Exercise aim:
Which lines hold the word "name"? Show each of them.

Stored data:
== == ==
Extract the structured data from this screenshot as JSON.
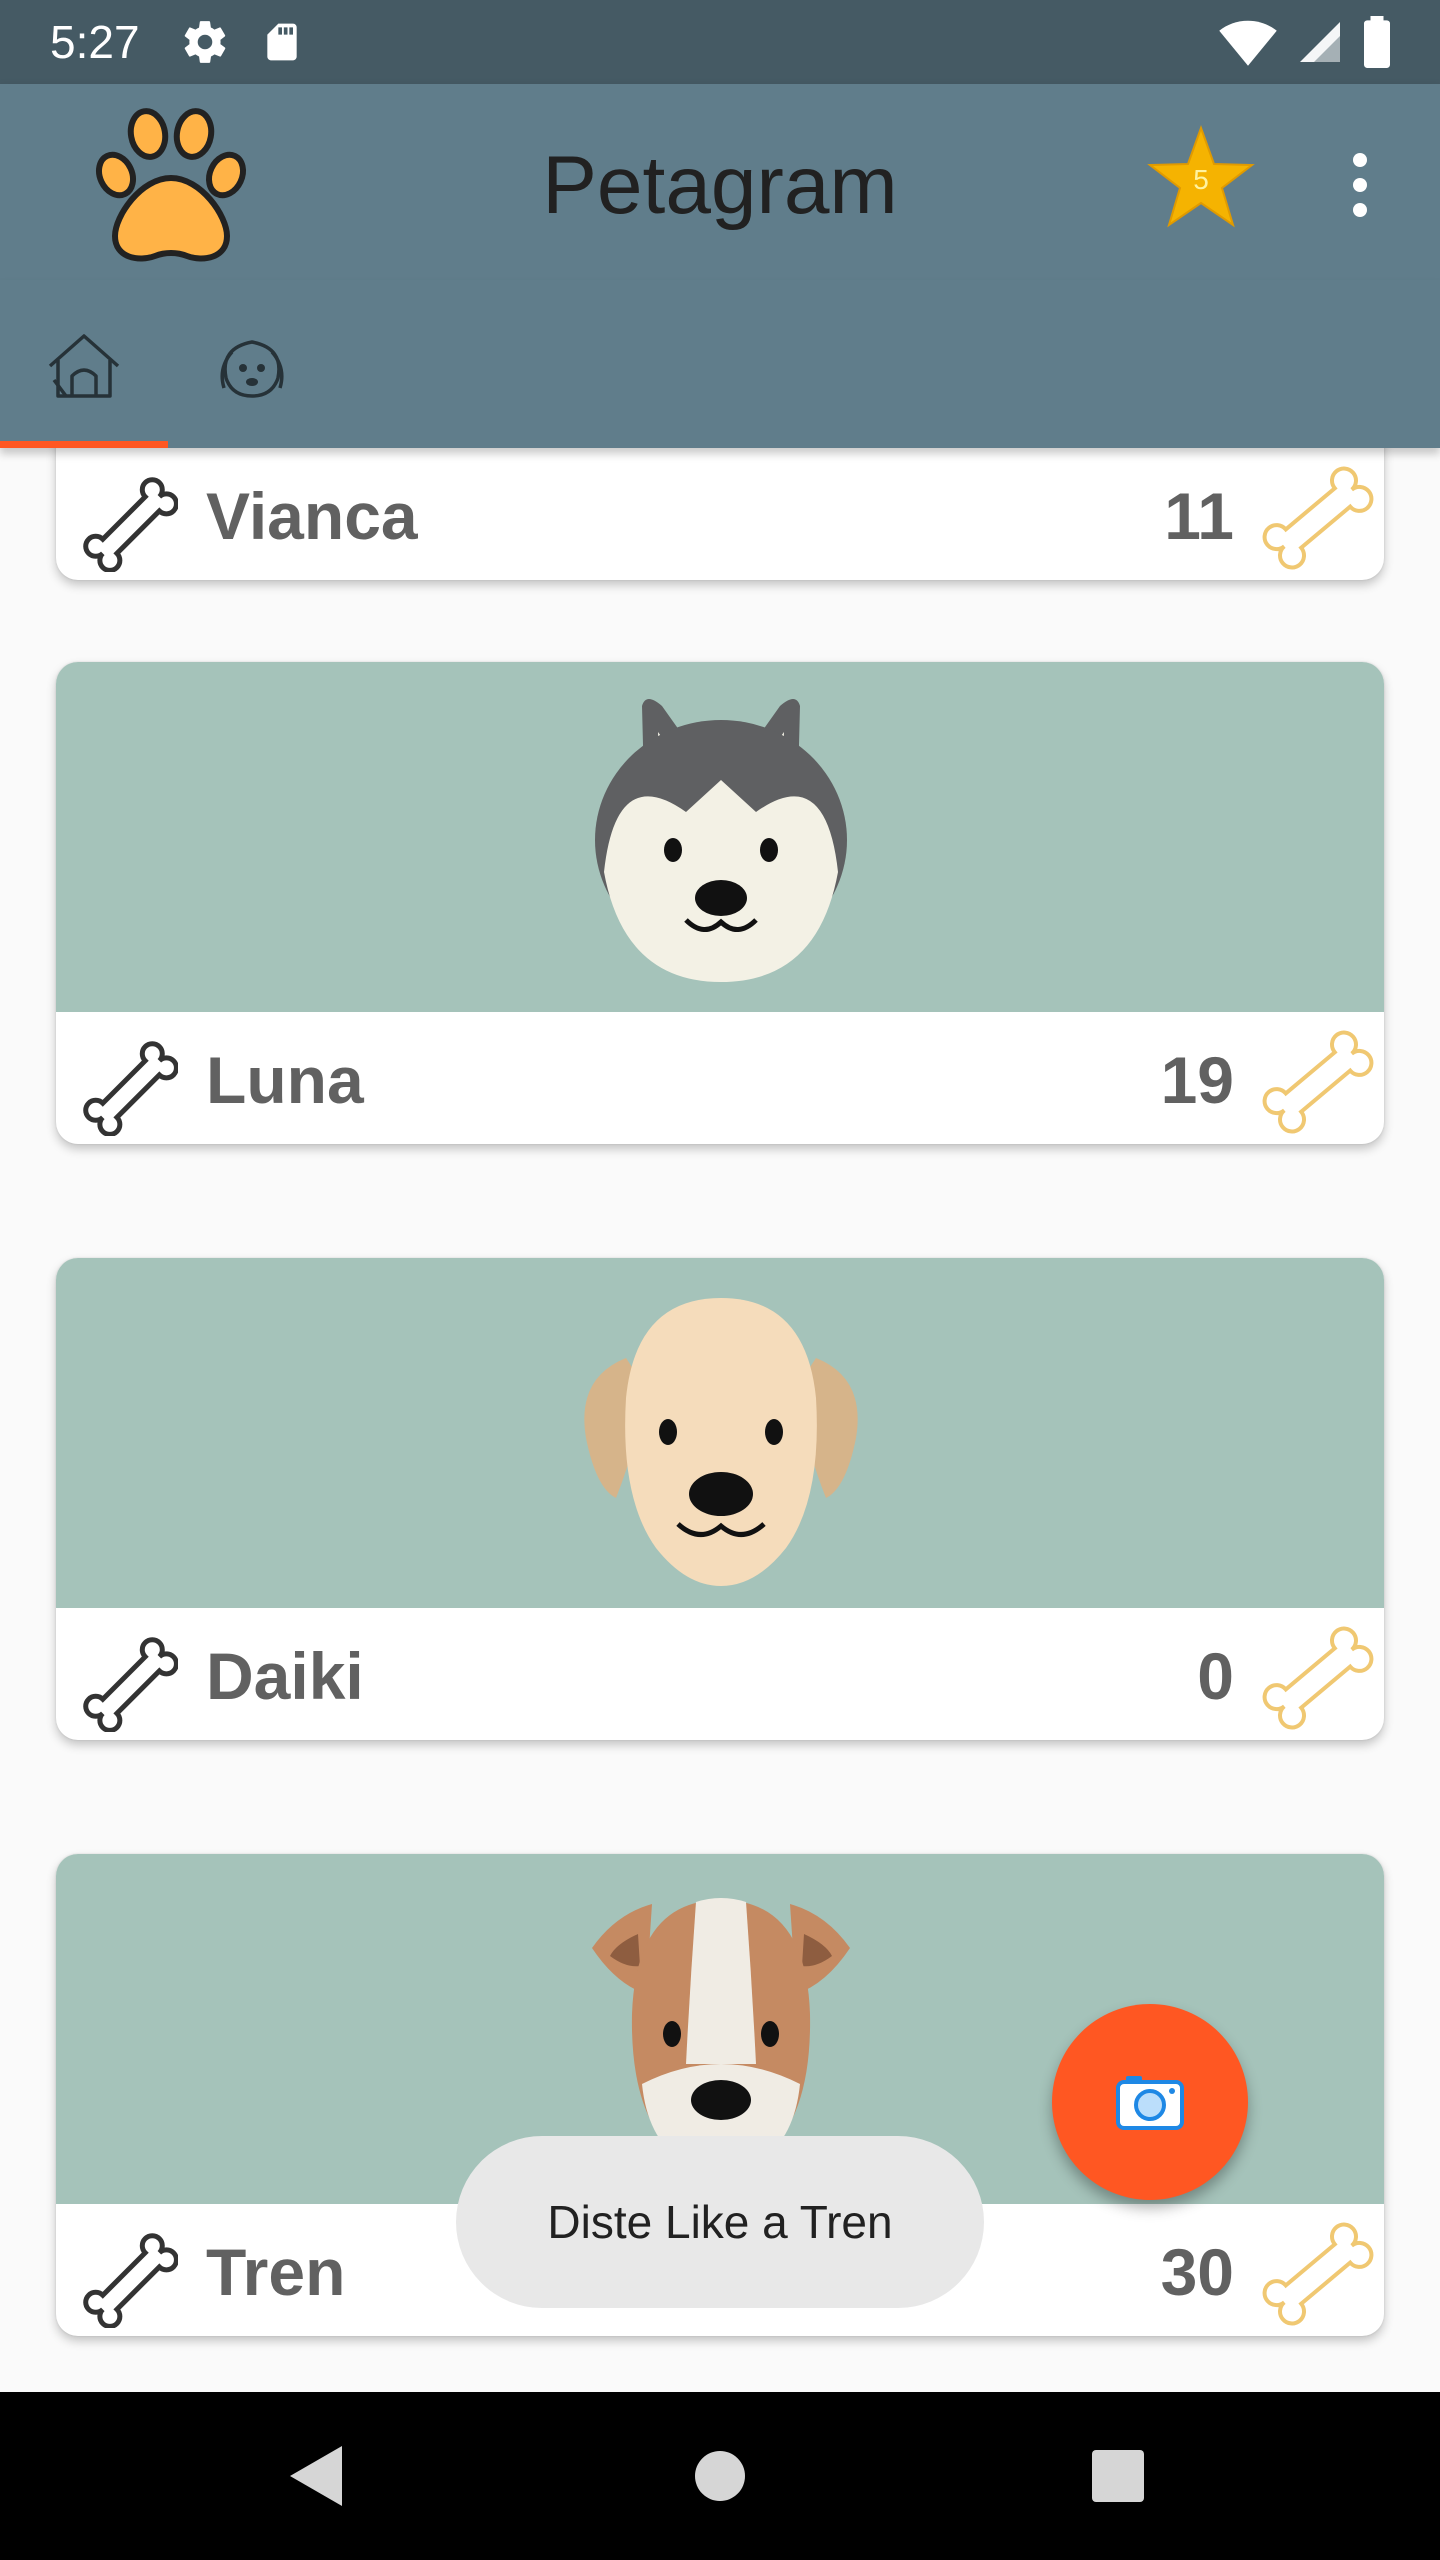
{
  "status_bar": {
    "time": "5:27"
  },
  "app_bar": {
    "title": "Petagram",
    "favorites_count": "5"
  },
  "tabs": [
    {
      "icon": "doghouse-icon",
      "selected": true
    },
    {
      "icon": "dog-face-icon",
      "selected": false
    }
  ],
  "pets": [
    {
      "name": "Vianca",
      "likes": "11"
    },
    {
      "name": "Luna",
      "likes": "19"
    },
    {
      "name": "Daiki",
      "likes": "0"
    },
    {
      "name": "Tren",
      "likes": "30"
    }
  ],
  "toast": {
    "text": "Diste Like a Tren"
  },
  "colors": {
    "status_bar": "#455a64",
    "primary": "#607d8b",
    "accent": "#ff5722",
    "card_image_bg": "#a5c3ba"
  }
}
== == ==
Answer:
      "name": "Vianca",
      "name": "Luna",
      "name": "Daiki",
      "name": "Tren",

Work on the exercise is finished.